*Instructions to follow:* Answer with the number of lines in the listing below that contain the word "output", and nothing else.

*Excerpted records:*
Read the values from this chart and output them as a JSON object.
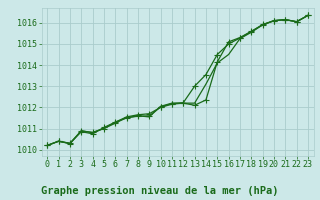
{
  "bg_color": "#cce8e8",
  "grid_color": "#aacccc",
  "line_color": "#1a6b1a",
  "xlim": [
    -0.5,
    23.5
  ],
  "ylim": [
    1009.7,
    1016.7
  ],
  "yticks": [
    1010,
    1011,
    1012,
    1013,
    1014,
    1015,
    1016
  ],
  "xticks": [
    0,
    1,
    2,
    3,
    4,
    5,
    6,
    7,
    8,
    9,
    10,
    11,
    12,
    13,
    14,
    15,
    16,
    17,
    18,
    19,
    20,
    21,
    22,
    23
  ],
  "series1_x": [
    0,
    1,
    2,
    3,
    4,
    5,
    6,
    7,
    8,
    9,
    10,
    11,
    12,
    13,
    14,
    15,
    16,
    17,
    18,
    19,
    20,
    21,
    22,
    23
  ],
  "series1_y": [
    1010.2,
    1010.4,
    1010.3,
    1010.9,
    1010.8,
    1011.0,
    1011.3,
    1011.5,
    1011.6,
    1011.55,
    1012.05,
    1012.2,
    1012.2,
    1012.2,
    1013.1,
    1014.1,
    1014.5,
    1015.25,
    1015.55,
    1015.9,
    1016.1,
    1016.15,
    1016.05,
    1016.35
  ],
  "series2_x": [
    0,
    1,
    2,
    3,
    4,
    5,
    6,
    7,
    8,
    9,
    10,
    11,
    12,
    13,
    14,
    15,
    16,
    17,
    18,
    19,
    20,
    21,
    22,
    23
  ],
  "series2_y": [
    1010.2,
    1010.4,
    1010.3,
    1010.85,
    1010.75,
    1011.05,
    1011.3,
    1011.55,
    1011.65,
    1011.7,
    1012.0,
    1012.15,
    1012.2,
    1012.1,
    1012.35,
    1014.15,
    1015.1,
    1015.3,
    1015.6,
    1015.9,
    1016.1,
    1016.15,
    1016.05,
    1016.35
  ],
  "series3_x": [
    0,
    1,
    2,
    3,
    4,
    5,
    6,
    7,
    8,
    9,
    10,
    11,
    12,
    13,
    14,
    15,
    16,
    17,
    18,
    19,
    20,
    21,
    22,
    23
  ],
  "series3_y": [
    1010.2,
    1010.4,
    1010.28,
    1010.88,
    1010.82,
    1011.0,
    1011.25,
    1011.52,
    1011.58,
    1011.6,
    1012.02,
    1012.18,
    1012.22,
    1013.0,
    1013.55,
    1014.5,
    1015.0,
    1015.28,
    1015.58,
    1015.92,
    1016.1,
    1016.15,
    1016.05,
    1016.35
  ],
  "title": "Graphe pression niveau de la mer (hPa)",
  "title_fontsize": 7.5,
  "tick_fontsize": 6.0,
  "marker_size": 2.5,
  "linewidth": 0.9
}
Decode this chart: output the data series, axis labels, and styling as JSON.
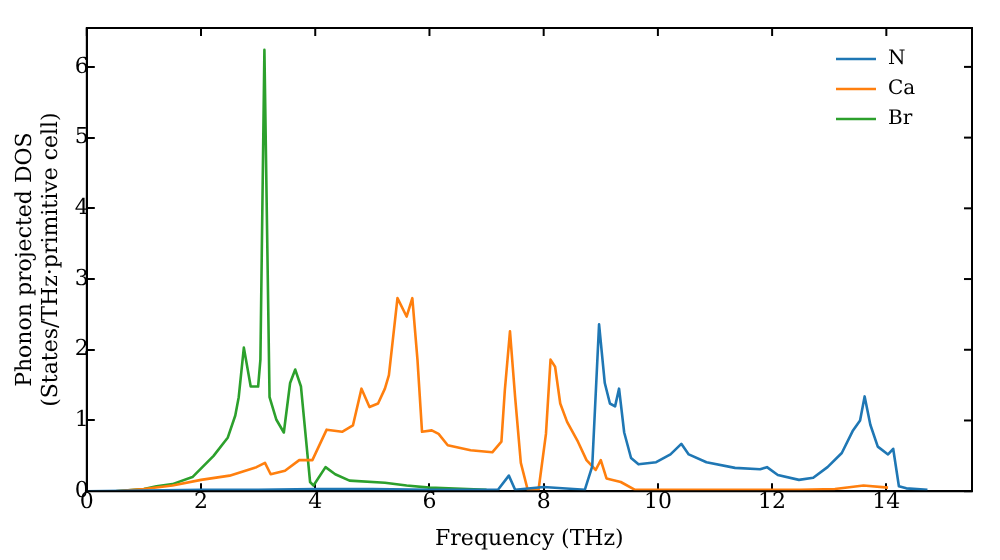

*Final result:* 2